Direction
Filter the entries below, keeping every line that has the word "Analysis".

Supplied data
* * * * * * * * *

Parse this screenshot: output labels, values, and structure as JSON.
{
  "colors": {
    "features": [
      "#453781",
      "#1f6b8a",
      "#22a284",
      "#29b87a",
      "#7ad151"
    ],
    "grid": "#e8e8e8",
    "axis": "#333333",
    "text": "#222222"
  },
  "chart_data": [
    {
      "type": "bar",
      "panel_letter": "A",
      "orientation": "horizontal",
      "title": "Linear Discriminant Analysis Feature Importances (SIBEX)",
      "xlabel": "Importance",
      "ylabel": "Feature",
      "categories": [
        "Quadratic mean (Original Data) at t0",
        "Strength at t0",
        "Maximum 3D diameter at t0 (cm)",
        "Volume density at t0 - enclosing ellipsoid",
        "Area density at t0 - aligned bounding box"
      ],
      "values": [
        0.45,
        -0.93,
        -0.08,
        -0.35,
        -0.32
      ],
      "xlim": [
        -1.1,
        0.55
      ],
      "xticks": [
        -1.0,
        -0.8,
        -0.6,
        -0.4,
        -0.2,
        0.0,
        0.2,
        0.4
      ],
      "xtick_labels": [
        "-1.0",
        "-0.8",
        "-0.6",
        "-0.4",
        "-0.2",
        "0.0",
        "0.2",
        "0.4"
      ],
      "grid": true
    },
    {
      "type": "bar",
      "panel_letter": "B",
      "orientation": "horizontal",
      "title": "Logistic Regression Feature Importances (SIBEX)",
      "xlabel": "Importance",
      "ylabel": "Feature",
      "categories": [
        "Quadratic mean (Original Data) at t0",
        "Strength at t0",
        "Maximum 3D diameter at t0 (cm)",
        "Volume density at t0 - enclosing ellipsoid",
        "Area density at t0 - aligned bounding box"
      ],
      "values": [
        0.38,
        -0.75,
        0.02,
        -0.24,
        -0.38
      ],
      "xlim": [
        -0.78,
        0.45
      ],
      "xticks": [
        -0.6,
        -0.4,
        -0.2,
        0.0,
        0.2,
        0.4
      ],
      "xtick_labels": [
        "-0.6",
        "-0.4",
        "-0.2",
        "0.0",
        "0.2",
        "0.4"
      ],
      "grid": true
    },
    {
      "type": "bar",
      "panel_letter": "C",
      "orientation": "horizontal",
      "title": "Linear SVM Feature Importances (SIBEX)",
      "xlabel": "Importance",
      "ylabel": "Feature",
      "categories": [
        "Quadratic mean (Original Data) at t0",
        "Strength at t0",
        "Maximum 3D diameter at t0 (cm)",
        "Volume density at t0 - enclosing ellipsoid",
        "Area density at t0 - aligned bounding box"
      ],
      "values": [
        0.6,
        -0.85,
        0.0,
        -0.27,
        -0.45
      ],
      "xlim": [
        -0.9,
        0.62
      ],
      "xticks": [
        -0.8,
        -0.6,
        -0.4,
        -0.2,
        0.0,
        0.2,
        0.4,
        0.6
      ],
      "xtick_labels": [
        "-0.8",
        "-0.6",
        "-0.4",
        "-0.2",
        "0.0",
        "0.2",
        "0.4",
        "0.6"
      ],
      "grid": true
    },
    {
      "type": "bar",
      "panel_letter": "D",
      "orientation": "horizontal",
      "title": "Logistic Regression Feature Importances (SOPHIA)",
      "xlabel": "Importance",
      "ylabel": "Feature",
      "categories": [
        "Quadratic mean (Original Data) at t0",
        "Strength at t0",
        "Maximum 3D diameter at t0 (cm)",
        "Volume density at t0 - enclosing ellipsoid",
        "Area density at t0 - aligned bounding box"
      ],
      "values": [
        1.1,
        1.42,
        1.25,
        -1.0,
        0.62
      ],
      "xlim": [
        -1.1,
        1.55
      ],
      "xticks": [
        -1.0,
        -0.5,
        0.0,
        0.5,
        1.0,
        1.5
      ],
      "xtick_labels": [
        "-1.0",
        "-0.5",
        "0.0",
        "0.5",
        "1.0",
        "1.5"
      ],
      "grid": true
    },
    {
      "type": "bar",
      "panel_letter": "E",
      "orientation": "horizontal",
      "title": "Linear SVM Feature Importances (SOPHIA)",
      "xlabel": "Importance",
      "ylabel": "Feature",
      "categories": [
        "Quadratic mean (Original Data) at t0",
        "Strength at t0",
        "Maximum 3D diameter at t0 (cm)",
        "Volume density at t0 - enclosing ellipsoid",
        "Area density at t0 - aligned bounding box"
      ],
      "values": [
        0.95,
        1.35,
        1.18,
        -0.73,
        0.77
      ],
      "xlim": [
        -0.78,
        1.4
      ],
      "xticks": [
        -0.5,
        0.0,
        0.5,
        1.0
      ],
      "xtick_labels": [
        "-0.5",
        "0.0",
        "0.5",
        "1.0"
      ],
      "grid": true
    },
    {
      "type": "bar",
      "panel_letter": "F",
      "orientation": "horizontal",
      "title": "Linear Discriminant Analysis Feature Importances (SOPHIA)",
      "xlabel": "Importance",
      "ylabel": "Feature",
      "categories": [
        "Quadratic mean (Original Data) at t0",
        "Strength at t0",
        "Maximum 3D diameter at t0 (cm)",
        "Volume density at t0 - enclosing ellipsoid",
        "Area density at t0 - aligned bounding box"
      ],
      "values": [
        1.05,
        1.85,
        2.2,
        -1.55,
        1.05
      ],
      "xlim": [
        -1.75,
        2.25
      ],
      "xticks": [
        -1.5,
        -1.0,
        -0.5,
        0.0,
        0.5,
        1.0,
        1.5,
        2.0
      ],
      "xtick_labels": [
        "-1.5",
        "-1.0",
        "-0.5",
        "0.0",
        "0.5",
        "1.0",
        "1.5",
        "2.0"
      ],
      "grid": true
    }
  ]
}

* * * * * * * * *

Answer
      "title": "Linear Discriminant Analysis Feature Importances (SIBEX)",
      "title": "Linear Discriminant Analysis Feature Importances (SOPHIA)",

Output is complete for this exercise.